SHORT TASK: Print out each entry below exactly, please.

Begin DATA FOR PROCESSING

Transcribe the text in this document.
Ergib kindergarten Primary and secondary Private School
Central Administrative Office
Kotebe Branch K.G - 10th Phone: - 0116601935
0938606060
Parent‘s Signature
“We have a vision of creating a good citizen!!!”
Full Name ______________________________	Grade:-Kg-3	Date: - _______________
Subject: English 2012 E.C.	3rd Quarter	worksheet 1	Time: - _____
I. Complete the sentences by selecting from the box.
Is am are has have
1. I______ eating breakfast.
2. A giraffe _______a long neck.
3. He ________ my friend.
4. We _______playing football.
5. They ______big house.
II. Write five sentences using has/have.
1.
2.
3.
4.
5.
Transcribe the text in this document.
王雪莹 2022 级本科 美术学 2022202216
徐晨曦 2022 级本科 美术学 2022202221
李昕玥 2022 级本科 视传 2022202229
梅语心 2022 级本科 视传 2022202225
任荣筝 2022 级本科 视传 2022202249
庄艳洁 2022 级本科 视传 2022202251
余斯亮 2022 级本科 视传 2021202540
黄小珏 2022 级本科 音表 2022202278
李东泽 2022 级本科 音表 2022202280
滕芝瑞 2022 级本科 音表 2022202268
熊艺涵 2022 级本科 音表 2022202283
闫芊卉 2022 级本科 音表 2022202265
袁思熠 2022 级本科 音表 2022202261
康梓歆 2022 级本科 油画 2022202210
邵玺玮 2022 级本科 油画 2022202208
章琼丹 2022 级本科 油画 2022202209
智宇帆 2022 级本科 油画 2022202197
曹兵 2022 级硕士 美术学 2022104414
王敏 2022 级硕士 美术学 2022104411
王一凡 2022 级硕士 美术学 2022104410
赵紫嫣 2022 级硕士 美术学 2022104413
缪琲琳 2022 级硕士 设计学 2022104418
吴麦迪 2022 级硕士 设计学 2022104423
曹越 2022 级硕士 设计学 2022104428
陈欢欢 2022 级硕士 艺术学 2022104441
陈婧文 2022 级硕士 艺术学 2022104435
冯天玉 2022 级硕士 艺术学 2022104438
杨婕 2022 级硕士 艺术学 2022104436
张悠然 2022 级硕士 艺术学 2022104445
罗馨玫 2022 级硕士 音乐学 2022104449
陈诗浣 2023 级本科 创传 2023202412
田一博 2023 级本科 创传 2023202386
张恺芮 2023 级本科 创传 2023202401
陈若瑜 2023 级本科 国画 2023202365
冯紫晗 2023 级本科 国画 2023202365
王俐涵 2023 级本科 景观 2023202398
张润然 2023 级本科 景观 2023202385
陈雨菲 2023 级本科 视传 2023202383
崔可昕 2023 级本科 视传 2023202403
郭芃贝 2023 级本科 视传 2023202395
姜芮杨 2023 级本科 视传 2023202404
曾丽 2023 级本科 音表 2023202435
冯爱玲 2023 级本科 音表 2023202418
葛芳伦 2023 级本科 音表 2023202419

End DATA FOR PROCESSING

RESPONSE:
Transcribe the text in this document.
Ergib kindergarten Primary and secondary Private School
Central Administrative Office
Kotebe Branch K.G - 10th Phone: - 0116601935
0938606060
Parent‘s Signature
“We have a vision of creating a good citizen!!!”
Full Name ______________________________	Grade:-Kg-3	Date: - _______________
Subject: English 2012 E.C.	3rd Quarter	worksheet 1	Time: - _____
I. Complete the sentences by selecting from the box.
Is am are has have
1. I______ eating breakfast.
2. A giraffe _______a long neck.
3. He ________ my friend.
4. We _______playing football.
5. They ______big house.
II. Write five sentences using has/have.
1.
2.
3.
4.
5.
Transcribe the text in this document.
王雪莹 2022 级本科 美术学 2022202216
徐晨曦 2022 级本科 美术学 2022202221
李昕玥 2022 级本科 视传 2022202229
梅语心 2022 级本科 视传 2022202225
任荣筝 2022 级本科 视传 2022202249
庄艳洁 2022 级本科 视传 2022202251
余斯亮 2022 级本科 视传 2021202540
黄小珏 2022 级本科 音表 2022202278
李东泽 2022 级本科 音表 2022202280
滕芝瑞 2022 级本科 音表 2022202268
熊艺涵 2022 级本科 音表 2022202283
闫芊卉 2022 级本科 音表 2022202265
袁思熠 2022 级本科 音表 2022202261
康梓歆 2022 级本科 油画 2022202210
邵玺玮 2022 级本科 油画 2022202208
章琼丹 2022 级本科 油画 2022202209
智宇帆 2022 级本科 油画 2022202197
曹兵 2022 级硕士 美术学 2022104414
王敏 2022 级硕士 美术学 2022104411
王一凡 2022 级硕士 美术学 2022104410
赵紫嫣 2022 级硕士 美术学 2022104413
缪琲琳 2022 级硕士 设计学 2022104418
吴麦迪 2022 级硕士 设计学 2022104423
曹越 2022 级硕士 设计学 2022104428
陈欢欢 2022 级硕士 艺术学 2022104441
陈婧文 2022 级硕士 艺术学 2022104435
冯天玉 2022 级硕士 艺术学 2022104438
杨婕 2022 级硕士 艺术学 2022104436
张悠然 2022 级硕士 艺术学 2022104445
罗馨玫 2022 级硕士 音乐学 2022104449
陈诗浣 2023 级本科 创传 2023202412
田一博 2023 级本科 创传 2023202386
张恺芮 2023 级本科 创传 2023202401
陈若瑜 2023 级本科 国画 2023202365
冯紫晗 2023 级本科 国画 2023202365
王俐涵 2023 级本科 景观 2023202398
张润然 2023 级本科 景观 2023202385
陈雨菲 2023 级本科 视传 2023202383
崔可昕 2023 级本科 视传 2023202403
郭芃贝 2023 级本科 视传 2023202395
姜芮杨 2023 级本科 视传 2023202404
曾丽 2023 级本科 音表 2023202435
冯爱玲 2023 级本科 音表 2023202418
葛芳伦 2023 级本科 音表 2023202419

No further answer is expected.